- _Short problem_: Your task is to repeat all of the data exactly while excluding the pictures.

* * * * * * *

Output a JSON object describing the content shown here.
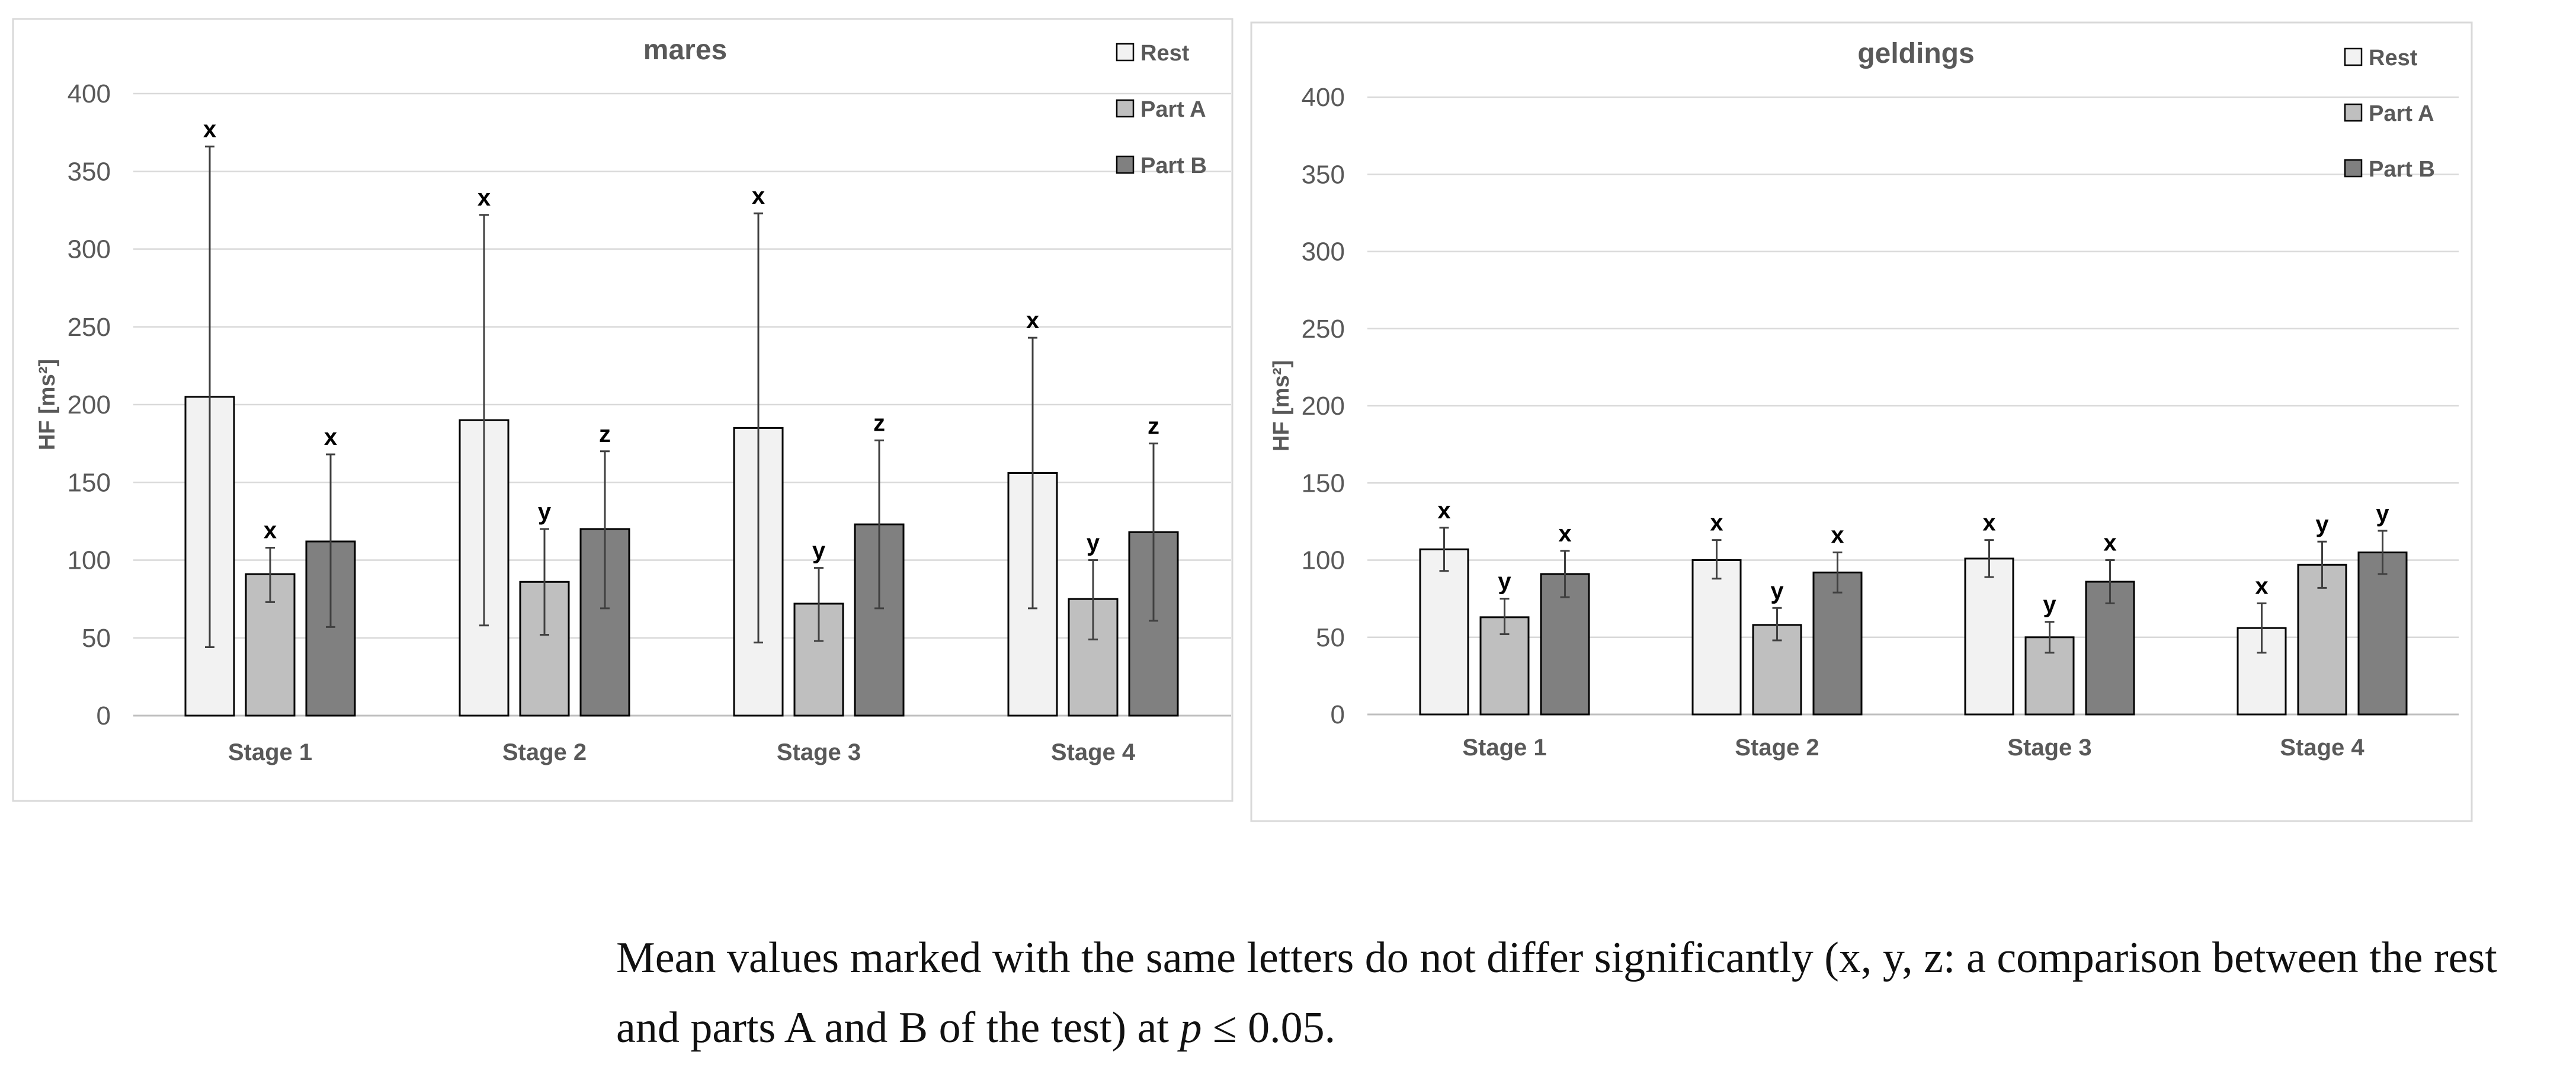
{
  "chart_data": [
    {
      "type": "bar",
      "title": "mares",
      "ylabel": "HF [ms²]",
      "xlabel": "",
      "ylim": [
        0,
        400
      ],
      "yticks": [
        "0",
        "50",
        "100",
        "150",
        "200",
        "250",
        "300",
        "350",
        "400"
      ],
      "categories": [
        "Stage 1",
        "Stage 2",
        "Stage 3",
        "Stage 4"
      ],
      "grid": true,
      "legend_position": "top-right",
      "series": [
        {
          "name": "Rest",
          "color": "#f2f2f2",
          "values": [
            205,
            190,
            185,
            156
          ],
          "err_low": [
            44,
            58,
            47,
            69
          ],
          "err_high": [
            366,
            322,
            323,
            243
          ],
          "letters": [
            "x",
            "x",
            "x",
            "x"
          ]
        },
        {
          "name": "Part A",
          "color": "#bfbfbf",
          "values": [
            91,
            86,
            72,
            75
          ],
          "err_low": [
            73,
            52,
            48,
            49
          ],
          "err_high": [
            108,
            120,
            95,
            100
          ],
          "letters": [
            "x",
            "y",
            "y",
            "y"
          ]
        },
        {
          "name": "Part B",
          "color": "#808080",
          "values": [
            112,
            120,
            123,
            118
          ],
          "err_low": [
            57,
            69,
            69,
            61
          ],
          "err_high": [
            168,
            170,
            177,
            175
          ],
          "letters": [
            "x",
            "z",
            "z",
            "z"
          ]
        }
      ]
    },
    {
      "type": "bar",
      "title": "geldings",
      "ylabel": "HF [ms²]",
      "xlabel": "",
      "ylim": [
        0,
        400
      ],
      "yticks": [
        "0",
        "50",
        "100",
        "150",
        "200",
        "250",
        "300",
        "350",
        "400"
      ],
      "categories": [
        "Stage 1",
        "Stage 2",
        "Stage 3",
        "Stage 4"
      ],
      "grid": true,
      "legend_position": "top-right",
      "series": [
        {
          "name": "Rest",
          "color": "#f2f2f2",
          "values": [
            107,
            100,
            101,
            56
          ],
          "err_low": [
            93,
            88,
            89,
            40
          ],
          "err_high": [
            121,
            113,
            113,
            72
          ],
          "letters": [
            "x",
            "x",
            "x",
            "x"
          ]
        },
        {
          "name": "Part A",
          "color": "#bfbfbf",
          "values": [
            63,
            58,
            50,
            97
          ],
          "err_low": [
            52,
            48,
            40,
            82
          ],
          "err_high": [
            75,
            69,
            60,
            112
          ],
          "letters": [
            "y",
            "y",
            "y",
            "y"
          ]
        },
        {
          "name": "Part B",
          "color": "#808080",
          "values": [
            91,
            92,
            86,
            105
          ],
          "err_low": [
            76,
            79,
            72,
            91
          ],
          "err_high": [
            106,
            105,
            100,
            119
          ],
          "letters": [
            "x",
            "x",
            "x",
            "y"
          ]
        }
      ]
    }
  ],
  "caption": {
    "part1": "Mean values marked with the same letters do not differ significantly (x, y, z: a comparison between the rest and parts A and B of the test) at ",
    "p": "p",
    "part2": " ≤ 0.05."
  }
}
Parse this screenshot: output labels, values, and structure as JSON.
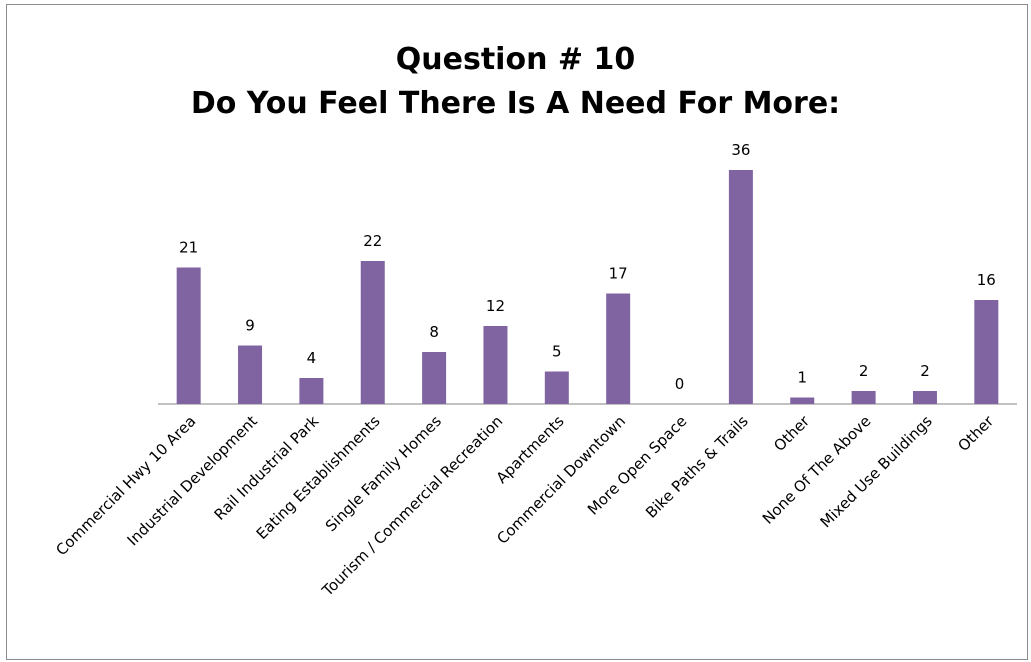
{
  "chart_data": {
    "type": "bar",
    "title_lines": [
      "Question # 10",
      "Do You Feel There Is A Need For More:"
    ],
    "categories": [
      "Commercial Hwy 10 Area",
      "Industrial Development",
      "Rail Industrial Park",
      "Eating Establishments",
      "Single Family Homes",
      "Tourism / Commercial Recreation",
      "Apartments",
      "Commercial Downtown",
      "More Open Space",
      "Bike Paths & Trails",
      "Other",
      "None Of The Above",
      "Mixed Use Buildings",
      "Other"
    ],
    "values": [
      21,
      9,
      4,
      22,
      8,
      12,
      5,
      17,
      0,
      36,
      1,
      2,
      2,
      16
    ],
    "ylim": [
      0,
      40
    ],
    "grid": false,
    "legend": "none",
    "colors": {
      "bar": "#8064a2",
      "axis": "#868686"
    }
  }
}
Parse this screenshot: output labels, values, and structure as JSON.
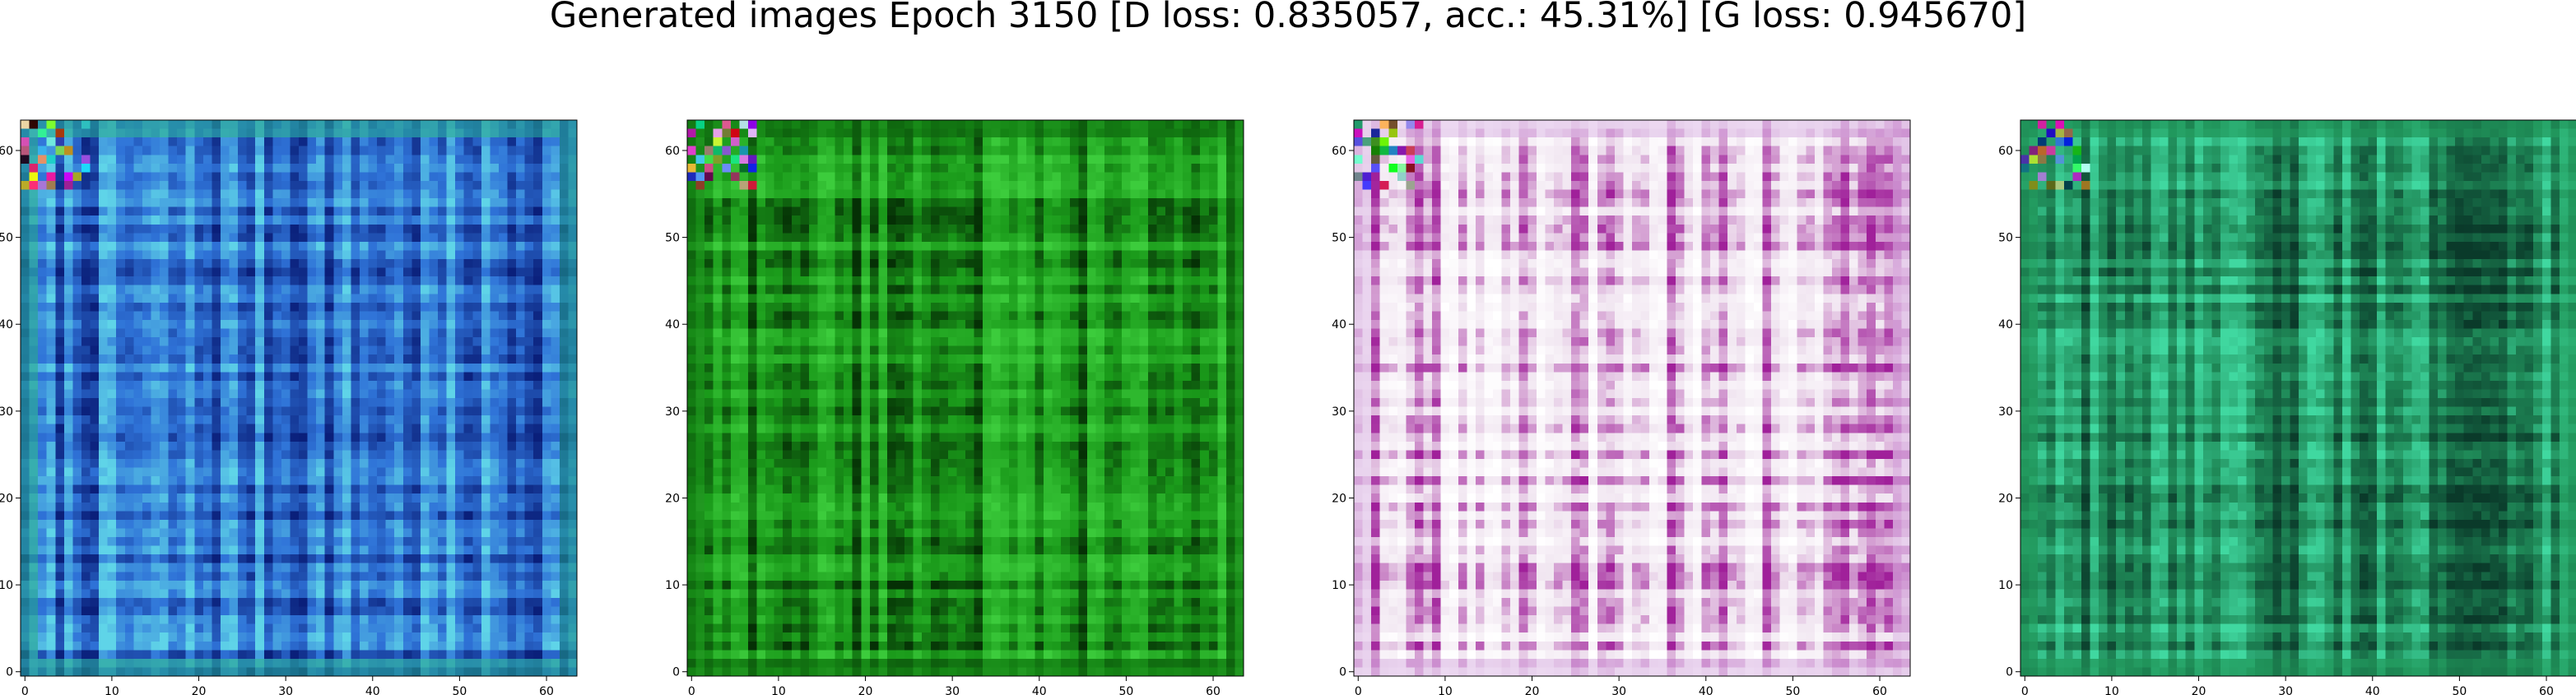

* * * * * * *

- _Task solution_:
Output a JSON object describing the content shown here.
{
  "chart_data": [
    {
      "type": "bar",
      "title": "mares",
      "ylabel": "HF [ms²]",
      "xlabel": "",
      "ylim": [
        0,
        400
      ],
      "yticks": [
        "0",
        "50",
        "100",
        "150",
        "200",
        "250",
        "300",
        "350",
        "400"
      ],
      "categories": [
        "Stage 1",
        "Stage 2",
        "Stage 3",
        "Stage 4"
      ],
      "grid": true,
      "legend_position": "top-right",
      "series": [
        {
          "name": "Rest",
          "color": "#f2f2f2",
          "values": [
            205,
            190,
            185,
            156
          ],
          "err_low": [
            44,
            58,
            47,
            69
          ],
          "err_high": [
            366,
            322,
            323,
            243
          ],
          "letters": [
            "x",
            "x",
            "x",
            "x"
          ]
        },
        {
          "name": "Part A",
          "color": "#bfbfbf",
          "values": [
            91,
            86,
            72,
            75
          ],
          "err_low": [
            73,
            52,
            48,
            49
          ],
          "err_high": [
            108,
            120,
            95,
            100
          ],
          "letters": [
            "x",
            "y",
            "y",
            "y"
          ]
        },
        {
          "name": "Part B",
          "color": "#808080",
          "values": [
            112,
            120,
            123,
            118
          ],
          "err_low": [
            57,
            69,
            69,
            61
          ],
          "err_high": [
            168,
            170,
            177,
            175
          ],
          "letters": [
            "x",
            "z",
            "z",
            "z"
          ]
        }
      ]
    },
    {
      "type": "bar",
      "title": "geldings",
      "ylabel": "HF [ms²]",
      "xlabel": "",
      "ylim": [
        0,
        400
      ],
      "yticks": [
        "0",
        "50",
        "100",
        "150",
        "200",
        "250",
        "300",
        "350",
        "400"
      ],
      "categories": [
        "Stage 1",
        "Stage 2",
        "Stage 3",
        "Stage 4"
      ],
      "grid": true,
      "legend_position": "top-right",
      "series": [
        {
          "name": "Rest",
          "color": "#f2f2f2",
          "values": [
            107,
            100,
            101,
            56
          ],
          "err_low": [
            93,
            88,
            89,
            40
          ],
          "err_high": [
            121,
            113,
            113,
            72
          ],
          "letters": [
            "x",
            "x",
            "x",
            "x"
          ]
        },
        {
          "name": "Part A",
          "color": "#bfbfbf",
          "values": [
            63,
            58,
            50,
            97
          ],
          "err_low": [
            52,
            48,
            40,
            82
          ],
          "err_high": [
            75,
            69,
            60,
            112
          ],
          "letters": [
            "y",
            "y",
            "y",
            "y"
          ]
        },
        {
          "name": "Part B",
          "color": "#808080",
          "values": [
            91,
            92,
            86,
            105
          ],
          "err_low": [
            76,
            79,
            72,
            91
          ],
          "err_high": [
            106,
            105,
            100,
            119
          ],
          "letters": [
            "x",
            "x",
            "x",
            "y"
          ]
        }
      ]
    }
  ],
  "caption": {
    "part1": "Mean values marked with the same letters do not differ significantly (x, y, z: a comparison between the rest and parts A and B of the test) at ",
    "p": "p",
    "part2": " ≤ 0.05."
  }
}
Parse this screenshot: output labels, values, and structure as JSON.
{
  "chart_data": {
    "type": "bar",
    "title_lines": [
      "Question # 10",
      "Do You Feel There Is A Need For More:"
    ],
    "categories": [
      "Commercial Hwy 10 Area",
      "Industrial Development",
      "Rail Industrial Park",
      "Eating Establishments",
      "Single Family Homes",
      "Tourism / Commercial Recreation",
      "Apartments",
      "Commercial Downtown",
      "More Open Space",
      "Bike Paths & Trails",
      "Other",
      "None Of The Above",
      "Mixed Use Buildings",
      "Other"
    ],
    "values": [
      21,
      9,
      4,
      22,
      8,
      12,
      5,
      17,
      0,
      36,
      1,
      2,
      2,
      16
    ],
    "ylim": [
      0,
      40
    ],
    "grid": false,
    "legend": "none",
    "colors": {
      "bar": "#8064a2",
      "axis": "#868686"
    }
  }
}
Parse this screenshot: output labels, values, and structure as JSON.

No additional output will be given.